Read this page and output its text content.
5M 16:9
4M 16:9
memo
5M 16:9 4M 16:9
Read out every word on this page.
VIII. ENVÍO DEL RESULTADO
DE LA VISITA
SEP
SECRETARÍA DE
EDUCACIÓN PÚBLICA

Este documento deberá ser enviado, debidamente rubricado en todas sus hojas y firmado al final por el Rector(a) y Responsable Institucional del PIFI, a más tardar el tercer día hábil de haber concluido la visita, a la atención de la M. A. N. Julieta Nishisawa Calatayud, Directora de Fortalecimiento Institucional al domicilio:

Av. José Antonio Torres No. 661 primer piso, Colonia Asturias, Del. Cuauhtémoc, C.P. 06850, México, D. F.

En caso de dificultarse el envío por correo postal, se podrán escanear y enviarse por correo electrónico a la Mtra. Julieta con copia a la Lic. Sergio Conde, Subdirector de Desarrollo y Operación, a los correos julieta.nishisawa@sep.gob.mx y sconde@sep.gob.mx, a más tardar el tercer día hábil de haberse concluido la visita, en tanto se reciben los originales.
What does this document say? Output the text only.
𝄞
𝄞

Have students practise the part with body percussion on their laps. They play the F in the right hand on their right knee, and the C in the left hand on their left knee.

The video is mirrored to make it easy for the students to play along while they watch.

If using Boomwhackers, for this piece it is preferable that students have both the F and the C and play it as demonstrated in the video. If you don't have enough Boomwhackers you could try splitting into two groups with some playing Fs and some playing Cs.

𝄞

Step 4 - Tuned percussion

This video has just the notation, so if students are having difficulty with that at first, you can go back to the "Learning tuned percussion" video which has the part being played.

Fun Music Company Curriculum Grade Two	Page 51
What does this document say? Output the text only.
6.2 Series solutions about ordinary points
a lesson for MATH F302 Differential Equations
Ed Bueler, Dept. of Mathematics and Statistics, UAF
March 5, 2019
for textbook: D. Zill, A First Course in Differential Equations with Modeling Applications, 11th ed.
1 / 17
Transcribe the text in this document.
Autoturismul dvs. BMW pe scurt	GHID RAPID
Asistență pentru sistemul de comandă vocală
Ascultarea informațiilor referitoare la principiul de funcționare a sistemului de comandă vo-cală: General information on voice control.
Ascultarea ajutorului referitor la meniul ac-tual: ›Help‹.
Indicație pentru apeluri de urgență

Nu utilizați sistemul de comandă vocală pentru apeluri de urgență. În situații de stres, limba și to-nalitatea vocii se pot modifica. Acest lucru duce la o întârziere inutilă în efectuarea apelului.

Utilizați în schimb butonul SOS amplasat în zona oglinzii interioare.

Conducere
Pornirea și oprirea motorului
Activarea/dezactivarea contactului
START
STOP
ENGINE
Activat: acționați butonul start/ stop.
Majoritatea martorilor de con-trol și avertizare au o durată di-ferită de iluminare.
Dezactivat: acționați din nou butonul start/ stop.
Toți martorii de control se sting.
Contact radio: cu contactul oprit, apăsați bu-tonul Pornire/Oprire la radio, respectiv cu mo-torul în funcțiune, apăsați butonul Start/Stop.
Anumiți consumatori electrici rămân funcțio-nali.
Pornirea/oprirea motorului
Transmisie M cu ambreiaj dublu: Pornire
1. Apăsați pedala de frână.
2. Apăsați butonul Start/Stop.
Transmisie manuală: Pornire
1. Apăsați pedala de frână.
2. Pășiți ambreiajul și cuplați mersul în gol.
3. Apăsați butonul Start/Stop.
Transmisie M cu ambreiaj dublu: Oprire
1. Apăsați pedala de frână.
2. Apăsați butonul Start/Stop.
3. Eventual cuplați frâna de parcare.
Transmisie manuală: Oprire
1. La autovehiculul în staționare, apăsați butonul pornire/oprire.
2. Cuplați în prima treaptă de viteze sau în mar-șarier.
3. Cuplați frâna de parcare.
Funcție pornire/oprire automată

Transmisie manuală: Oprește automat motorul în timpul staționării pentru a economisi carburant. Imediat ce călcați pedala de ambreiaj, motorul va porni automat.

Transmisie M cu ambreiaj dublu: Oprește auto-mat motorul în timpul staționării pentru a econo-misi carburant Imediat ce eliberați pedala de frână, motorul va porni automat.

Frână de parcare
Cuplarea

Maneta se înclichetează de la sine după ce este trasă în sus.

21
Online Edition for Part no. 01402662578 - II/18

**Exercise**
Return the material in full, exactly as shown.

**In response**
Read this page and output its text content.
5M 16:9
4M 16:9
memo
5M 16:9 4M 16:9
Read out every word on this page.
VIII. ENVÍO DEL RESULTADO
DE LA VISITA
SEP
SECRETARÍA DE
EDUCACIÓN PÚBLICA

Este documento deberá ser enviado, debidamente rubricado en todas sus hojas y firmado al final por el Rector(a) y Responsable Institucional del PIFI, a más tardar el tercer día hábil de haber concluido la visita, a la atención de la M. A. N. Julieta Nishisawa Calatayud, Directora de Fortalecimiento Institucional al domicilio:

Av. José Antonio Torres No. 661 primer piso, Colonia Asturias, Del. Cuauhtémoc, C.P. 06850, México, D. F.

En caso de dificultarse el envío por correo postal, se podrán escanear y enviarse por correo electrónico a la Mtra. Julieta con copia a la Lic. Sergio Conde, Subdirector de Desarrollo y Operación, a los correos julieta.nishisawa@sep.gob.mx y sconde@sep.gob.mx, a más tardar el tercer día hábil de haberse concluido la visita, en tanto se reciben los originales.
What does this document say? Output the text only.
𝄞
𝄞

Have students practise the part with body percussion on their laps. They play the F in the right hand on their right knee, and the C in the left hand on their left knee.

The video is mirrored to make it easy for the students to play along while they watch.

If using Boomwhackers, for this piece it is preferable that students have both the F and the C and play it as demonstrated in the video. If you don't have enough Boomwhackers you could try splitting into two groups with some playing Fs and some playing Cs.

𝄞

Step 4 - Tuned percussion

This video has just the notation, so if students are having difficulty with that at first, you can go back to the "Learning tuned percussion" video which has the part being played.

Fun Music Company Curriculum Grade Two	Page 51
What does this document say? Output the text only.
6.2 Series solutions about ordinary points
a lesson for MATH F302 Differential Equations
Ed Bueler, Dept. of Mathematics and Statistics, UAF
March 5, 2019
for textbook: D. Zill, A First Course in Differential Equations with Modeling Applications, 11th ed.
1 / 17
Transcribe the text in this document.
Autoturismul dvs. BMW pe scurt	GHID RAPID
Asistență pentru sistemul de comandă vocală
Ascultarea informațiilor referitoare la principiul de funcționare a sistemului de comandă vo-cală: General information on voice control.
Ascultarea ajutorului referitor la meniul ac-tual: ›Help‹.
Indicație pentru apeluri de urgență

Nu utilizați sistemul de comandă vocală pentru apeluri de urgență. În situații de stres, limba și to-nalitatea vocii se pot modifica. Acest lucru duce la o întârziere inutilă în efectuarea apelului.

Utilizați în schimb butonul SOS amplasat în zona oglinzii interioare.

Conducere
Pornirea și oprirea motorului
Activarea/dezactivarea contactului
START
STOP
ENGINE
Activat: acționați butonul start/ stop.
Majoritatea martorilor de con-trol și avertizare au o durată di-ferită de iluminare.
Dezactivat: acționați din nou butonul start/ stop.
Toți martorii de control se sting.
Contact radio: cu contactul oprit, apăsați bu-tonul Pornire/Oprire la radio, respectiv cu mo-torul în funcțiune, apăsați butonul Start/Stop.
Anumiți consumatori electrici rămân funcțio-nali.
Pornirea/oprirea motorului
Transmisie M cu ambreiaj dublu: Pornire
1. Apăsați pedala de frână.
2. Apăsați butonul Start/Stop.
Transmisie manuală: Pornire
1. Apăsați pedala de frână.
2. Pășiți ambreiajul și cuplați mersul în gol.
3. Apăsați butonul Start/Stop.
Transmisie M cu ambreiaj dublu: Oprire
1. Apăsați pedala de frână.
2. Apăsați butonul Start/Stop.
3. Eventual cuplați frâna de parcare.
Transmisie manuală: Oprire
1. La autovehiculul în staționare, apăsați butonul pornire/oprire.
2. Cuplați în prima treaptă de viteze sau în mar-șarier.
3. Cuplați frâna de parcare.
Funcție pornire/oprire automată

Transmisie manuală: Oprește automat motorul în timpul staționării pentru a economisi carburant. Imediat ce călcați pedala de ambreiaj, motorul va porni automat.

Transmisie M cu ambreiaj dublu: Oprește auto-mat motorul în timpul staționării pentru a econo-misi carburant Imediat ce eliberați pedala de frână, motorul va porni automat.

Frână de parcare
Cuplarea

Maneta se înclichetează de la sine după ce este trasă în sus.

21
Online Edition for Part no. 01402662578 - II/18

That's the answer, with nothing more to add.